▶ Aim: Repeat the data that follows, word for word, without the images.

--- Input records ---

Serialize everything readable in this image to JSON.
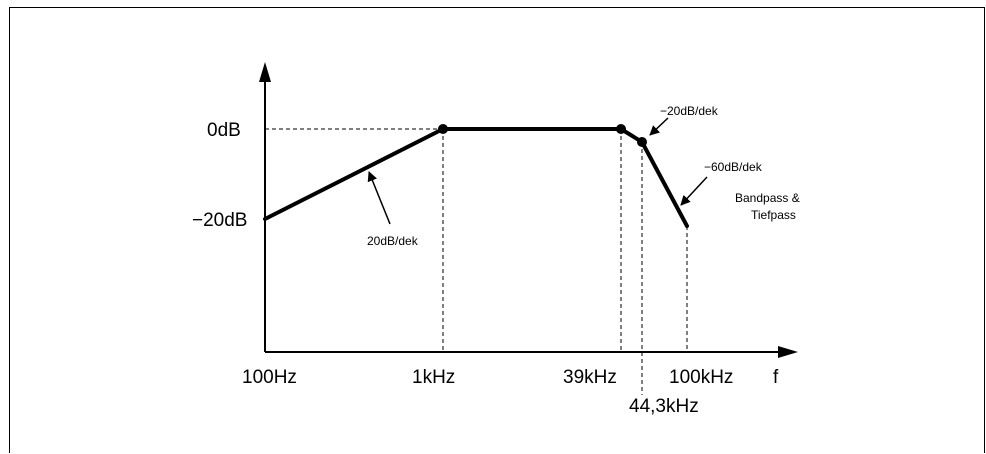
{
  "diagram": {
    "y_labels": {
      "zero": "0dB",
      "minus20": "−20dB"
    },
    "x_labels": {
      "f100": "100Hz",
      "f1k": "1kHz",
      "f39k": "39kHz",
      "f100k": "100kHz",
      "f44k": "44,3kHz",
      "axis": "f"
    },
    "annotations": {
      "rise": "20dB/dek",
      "knee": "−20dB/dek",
      "steep": "−60dB/dek",
      "filter_line1": "Bandpass &",
      "filter_line2": "Tiefpass"
    },
    "colors": {
      "line": "#000000",
      "background": "#ffffff"
    }
  }
}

---

▶ Output of the task:
Serialize everything readable in this image to JSON.
{
  "diagram": {
    "y_labels": {
      "zero": "0dB",
      "minus20": "−20dB"
    },
    "x_labels": {
      "f100": "100Hz",
      "f1k": "1kHz",
      "f39k": "39kHz",
      "f100k": "100kHz",
      "f44k": "44,3kHz",
      "axis": "f"
    },
    "annotations": {
      "rise": "20dB/dek",
      "knee": "−20dB/dek",
      "steep": "−60dB/dek",
      "filter_line1": "Bandpass &",
      "filter_line2": "Tiefpass"
    },
    "colors": {
      "line": "#000000",
      "background": "#ffffff"
    }
  }
}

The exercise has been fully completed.